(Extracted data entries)
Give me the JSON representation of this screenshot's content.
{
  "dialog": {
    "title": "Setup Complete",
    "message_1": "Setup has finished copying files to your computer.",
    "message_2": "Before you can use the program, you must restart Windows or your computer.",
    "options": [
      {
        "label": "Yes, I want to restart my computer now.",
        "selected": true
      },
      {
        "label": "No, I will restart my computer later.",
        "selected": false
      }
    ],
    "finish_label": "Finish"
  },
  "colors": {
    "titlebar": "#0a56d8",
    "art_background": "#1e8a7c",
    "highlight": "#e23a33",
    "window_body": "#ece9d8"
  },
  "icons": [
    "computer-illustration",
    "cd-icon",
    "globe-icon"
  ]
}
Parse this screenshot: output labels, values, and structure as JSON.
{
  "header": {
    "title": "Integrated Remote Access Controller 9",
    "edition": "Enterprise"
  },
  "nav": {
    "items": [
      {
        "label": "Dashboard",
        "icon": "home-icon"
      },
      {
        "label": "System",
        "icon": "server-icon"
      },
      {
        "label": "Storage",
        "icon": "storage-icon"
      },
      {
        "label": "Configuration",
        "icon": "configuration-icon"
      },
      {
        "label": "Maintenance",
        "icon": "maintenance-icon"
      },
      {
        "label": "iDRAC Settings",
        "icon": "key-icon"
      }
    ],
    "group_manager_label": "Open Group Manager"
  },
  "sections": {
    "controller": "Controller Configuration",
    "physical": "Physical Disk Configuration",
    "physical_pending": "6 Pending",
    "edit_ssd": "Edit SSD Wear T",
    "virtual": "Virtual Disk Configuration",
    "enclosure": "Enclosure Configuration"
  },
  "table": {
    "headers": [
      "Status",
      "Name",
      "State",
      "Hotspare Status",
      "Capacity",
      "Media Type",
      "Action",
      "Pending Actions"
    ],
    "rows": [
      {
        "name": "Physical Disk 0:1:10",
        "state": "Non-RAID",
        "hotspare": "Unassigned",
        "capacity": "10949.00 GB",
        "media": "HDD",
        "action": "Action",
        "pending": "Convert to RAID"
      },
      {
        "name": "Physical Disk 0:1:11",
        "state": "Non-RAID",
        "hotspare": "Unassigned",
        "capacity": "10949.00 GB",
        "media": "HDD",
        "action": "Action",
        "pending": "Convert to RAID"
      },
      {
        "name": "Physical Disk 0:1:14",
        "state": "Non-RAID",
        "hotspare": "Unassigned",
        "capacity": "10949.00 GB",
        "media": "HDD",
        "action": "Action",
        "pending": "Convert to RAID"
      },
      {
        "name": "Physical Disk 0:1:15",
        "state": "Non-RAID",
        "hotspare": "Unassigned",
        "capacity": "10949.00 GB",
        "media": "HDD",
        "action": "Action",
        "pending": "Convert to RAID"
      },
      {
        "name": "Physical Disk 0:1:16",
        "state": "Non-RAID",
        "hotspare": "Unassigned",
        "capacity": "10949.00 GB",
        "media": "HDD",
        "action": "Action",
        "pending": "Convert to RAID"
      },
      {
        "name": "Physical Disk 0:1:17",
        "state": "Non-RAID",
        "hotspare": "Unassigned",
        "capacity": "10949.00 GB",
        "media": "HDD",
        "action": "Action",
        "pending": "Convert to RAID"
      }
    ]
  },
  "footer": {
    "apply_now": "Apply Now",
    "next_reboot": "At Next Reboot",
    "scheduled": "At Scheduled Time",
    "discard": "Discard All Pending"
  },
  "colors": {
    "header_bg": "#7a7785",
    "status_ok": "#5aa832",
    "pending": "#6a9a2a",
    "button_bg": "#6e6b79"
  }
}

▸ Task objective
Print all of the data exactly as it was given.

▸ Output for this exercise
Give me the JSON representation of this screenshot's content.
{
  "dialog": {
    "title": "Setup Complete",
    "message_1": "Setup has finished copying files to your computer.",
    "message_2": "Before you can use the program, you must restart Windows or your computer.",
    "options": [
      {
        "label": "Yes, I want to restart my computer now.",
        "selected": true
      },
      {
        "label": "No, I will restart my computer later.",
        "selected": false
      }
    ],
    "finish_label": "Finish"
  },
  "colors": {
    "titlebar": "#0a56d8",
    "art_background": "#1e8a7c",
    "highlight": "#e23a33",
    "window_body": "#ece9d8"
  },
  "icons": [
    "computer-illustration",
    "cd-icon",
    "globe-icon"
  ]
}
Parse this screenshot: output labels, values, and structure as JSON.
{
  "header": {
    "title": "Integrated Remote Access Controller 9",
    "edition": "Enterprise"
  },
  "nav": {
    "items": [
      {
        "label": "Dashboard",
        "icon": "home-icon"
      },
      {
        "label": "System",
        "icon": "server-icon"
      },
      {
        "label": "Storage",
        "icon": "storage-icon"
      },
      {
        "label": "Configuration",
        "icon": "configuration-icon"
      },
      {
        "label": "Maintenance",
        "icon": "maintenance-icon"
      },
      {
        "label": "iDRAC Settings",
        "icon": "key-icon"
      }
    ],
    "group_manager_label": "Open Group Manager"
  },
  "sections": {
    "controller": "Controller Configuration",
    "physical": "Physical Disk Configuration",
    "physical_pending": "6 Pending",
    "edit_ssd": "Edit SSD Wear T",
    "virtual": "Virtual Disk Configuration",
    "enclosure": "Enclosure Configuration"
  },
  "table": {
    "headers": [
      "Status",
      "Name",
      "State",
      "Hotspare Status",
      "Capacity",
      "Media Type",
      "Action",
      "Pending Actions"
    ],
    "rows": [
      {
        "name": "Physical Disk 0:1:10",
        "state": "Non-RAID",
        "hotspare": "Unassigned",
        "capacity": "10949.00 GB",
        "media": "HDD",
        "action": "Action",
        "pending": "Convert to RAID"
      },
      {
        "name": "Physical Disk 0:1:11",
        "state": "Non-RAID",
        "hotspare": "Unassigned",
        "capacity": "10949.00 GB",
        "media": "HDD",
        "action": "Action",
        "pending": "Convert to RAID"
      },
      {
        "name": "Physical Disk 0:1:14",
        "state": "Non-RAID",
        "hotspare": "Unassigned",
        "capacity": "10949.00 GB",
        "media": "HDD",
        "action": "Action",
        "pending": "Convert to RAID"
      },
      {
        "name": "Physical Disk 0:1:15",
        "state": "Non-RAID",
        "hotspare": "Unassigned",
        "capacity": "10949.00 GB",
        "media": "HDD",
        "action": "Action",
        "pending": "Convert to RAID"
      },
      {
        "name": "Physical Disk 0:1:16",
        "state": "Non-RAID",
        "hotspare": "Unassigned",
        "capacity": "10949.00 GB",
        "media": "HDD",
        "action": "Action",
        "pending": "Convert to RAID"
      },
      {
        "name": "Physical Disk 0:1:17",
        "state": "Non-RAID",
        "hotspare": "Unassigned",
        "capacity": "10949.00 GB",
        "media": "HDD",
        "action": "Action",
        "pending": "Convert to RAID"
      }
    ]
  },
  "footer": {
    "apply_now": "Apply Now",
    "next_reboot": "At Next Reboot",
    "scheduled": "At Scheduled Time",
    "discard": "Discard All Pending"
  },
  "colors": {
    "header_bg": "#7a7785",
    "status_ok": "#5aa832",
    "pending": "#6a9a2a",
    "button_bg": "#6e6b79"
  }
}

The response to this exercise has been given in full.